* START ENTRIES PROVIDED *

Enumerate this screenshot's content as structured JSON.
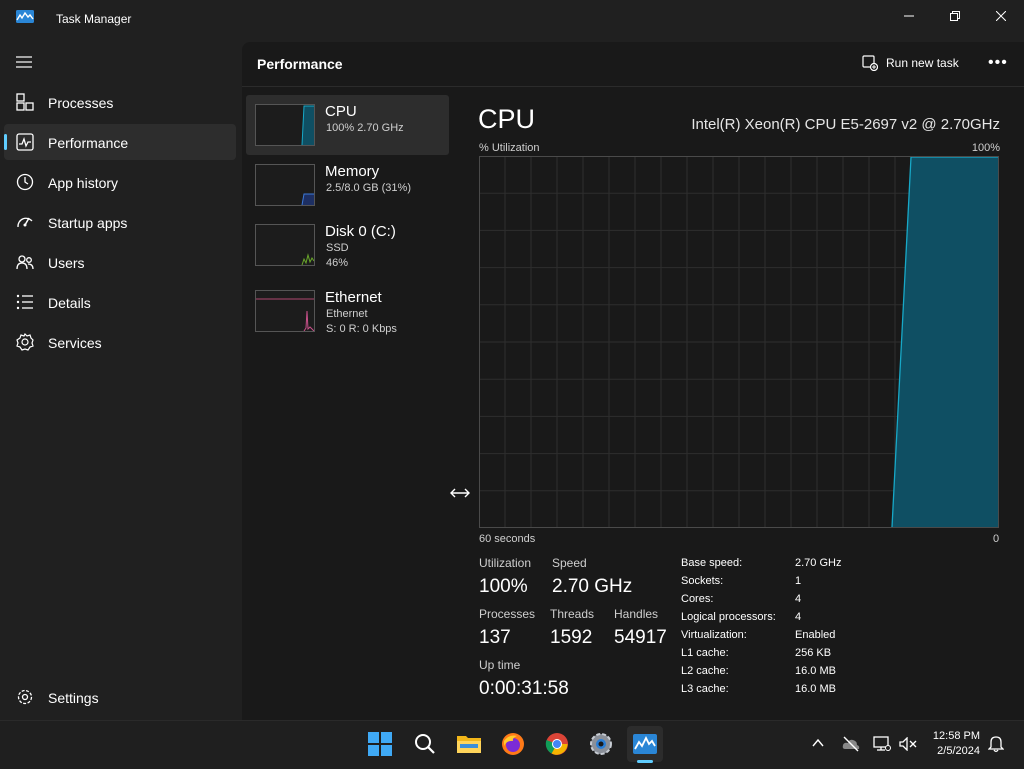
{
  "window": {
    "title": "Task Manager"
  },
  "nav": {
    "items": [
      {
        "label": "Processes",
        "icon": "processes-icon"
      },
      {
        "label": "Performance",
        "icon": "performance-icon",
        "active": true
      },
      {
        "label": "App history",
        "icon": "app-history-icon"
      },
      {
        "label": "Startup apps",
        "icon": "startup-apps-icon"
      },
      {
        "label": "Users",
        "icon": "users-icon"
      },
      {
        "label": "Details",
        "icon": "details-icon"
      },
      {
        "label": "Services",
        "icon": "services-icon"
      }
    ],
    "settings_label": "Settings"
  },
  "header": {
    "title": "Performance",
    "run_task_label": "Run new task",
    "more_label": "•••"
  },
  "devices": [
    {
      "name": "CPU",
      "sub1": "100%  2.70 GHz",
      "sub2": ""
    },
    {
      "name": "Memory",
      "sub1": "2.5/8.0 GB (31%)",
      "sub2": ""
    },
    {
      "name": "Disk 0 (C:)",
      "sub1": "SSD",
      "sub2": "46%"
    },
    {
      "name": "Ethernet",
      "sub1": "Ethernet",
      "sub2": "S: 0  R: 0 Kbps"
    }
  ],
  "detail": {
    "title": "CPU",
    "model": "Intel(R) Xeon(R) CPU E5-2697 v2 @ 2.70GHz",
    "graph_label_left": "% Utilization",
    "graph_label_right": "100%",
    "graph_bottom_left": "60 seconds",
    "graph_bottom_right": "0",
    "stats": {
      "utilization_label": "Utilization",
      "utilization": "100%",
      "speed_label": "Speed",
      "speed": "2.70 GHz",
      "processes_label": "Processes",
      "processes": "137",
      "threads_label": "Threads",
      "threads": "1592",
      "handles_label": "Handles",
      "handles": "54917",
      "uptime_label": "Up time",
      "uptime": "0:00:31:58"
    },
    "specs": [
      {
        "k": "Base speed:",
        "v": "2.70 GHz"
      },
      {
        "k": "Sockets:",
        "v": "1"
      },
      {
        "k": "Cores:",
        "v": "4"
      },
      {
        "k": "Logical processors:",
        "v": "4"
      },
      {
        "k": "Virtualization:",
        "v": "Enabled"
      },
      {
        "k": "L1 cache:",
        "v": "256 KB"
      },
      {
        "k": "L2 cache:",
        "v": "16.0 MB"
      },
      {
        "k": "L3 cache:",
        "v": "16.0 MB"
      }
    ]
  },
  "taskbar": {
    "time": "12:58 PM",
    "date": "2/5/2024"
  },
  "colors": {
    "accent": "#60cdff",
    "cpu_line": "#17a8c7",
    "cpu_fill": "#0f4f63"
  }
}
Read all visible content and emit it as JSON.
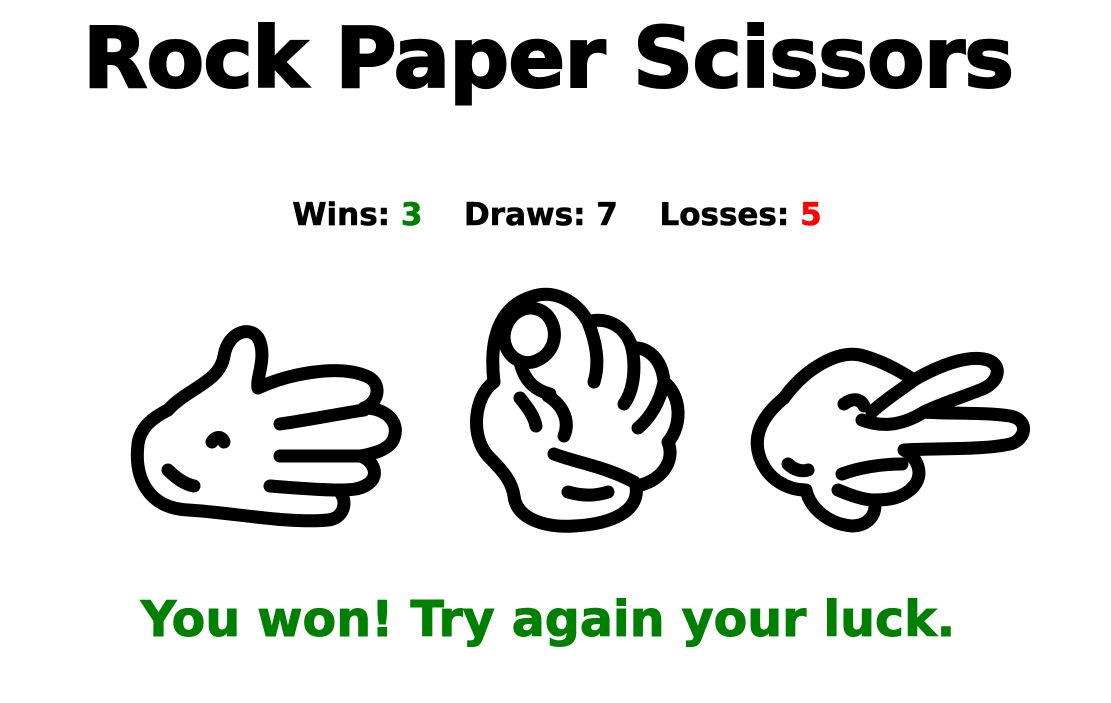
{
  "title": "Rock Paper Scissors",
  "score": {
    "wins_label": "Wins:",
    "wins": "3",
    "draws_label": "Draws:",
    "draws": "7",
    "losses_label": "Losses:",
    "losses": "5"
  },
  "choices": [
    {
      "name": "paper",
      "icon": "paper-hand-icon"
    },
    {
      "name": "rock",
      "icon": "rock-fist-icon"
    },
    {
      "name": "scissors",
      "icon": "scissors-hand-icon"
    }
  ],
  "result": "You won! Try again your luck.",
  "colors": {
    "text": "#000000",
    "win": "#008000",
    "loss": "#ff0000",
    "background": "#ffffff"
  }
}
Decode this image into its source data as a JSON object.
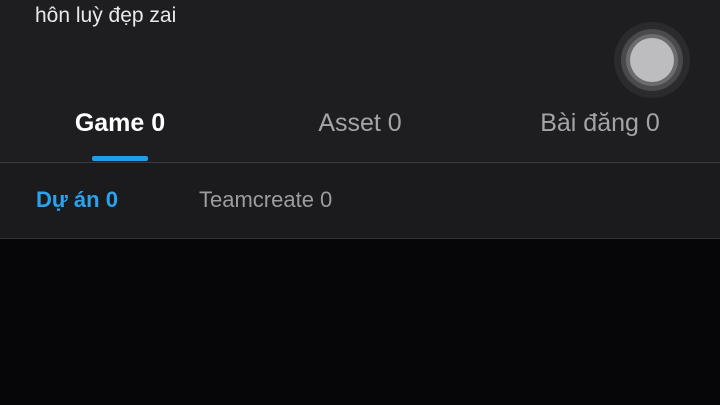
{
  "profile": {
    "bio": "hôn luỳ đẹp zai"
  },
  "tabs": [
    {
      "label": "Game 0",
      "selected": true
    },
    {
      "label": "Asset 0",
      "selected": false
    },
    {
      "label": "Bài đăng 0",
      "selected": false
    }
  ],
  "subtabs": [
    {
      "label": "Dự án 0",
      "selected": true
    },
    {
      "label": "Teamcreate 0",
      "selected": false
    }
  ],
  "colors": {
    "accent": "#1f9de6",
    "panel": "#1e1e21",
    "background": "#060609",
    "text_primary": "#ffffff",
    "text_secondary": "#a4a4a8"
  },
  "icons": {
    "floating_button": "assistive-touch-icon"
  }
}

* END ENTRIES PROVIDED *

_SHORT TASK_:
Pull out every line in the material above where "name" occurs.

_TASK RESPONSE_:
      "name": "CPU",
      "name": "Memory",
      "name": "Disk 0 (C:)",
      "name": "Ethernet",
      "name": "paper",
      "name": "rock",
      "name": "scissors",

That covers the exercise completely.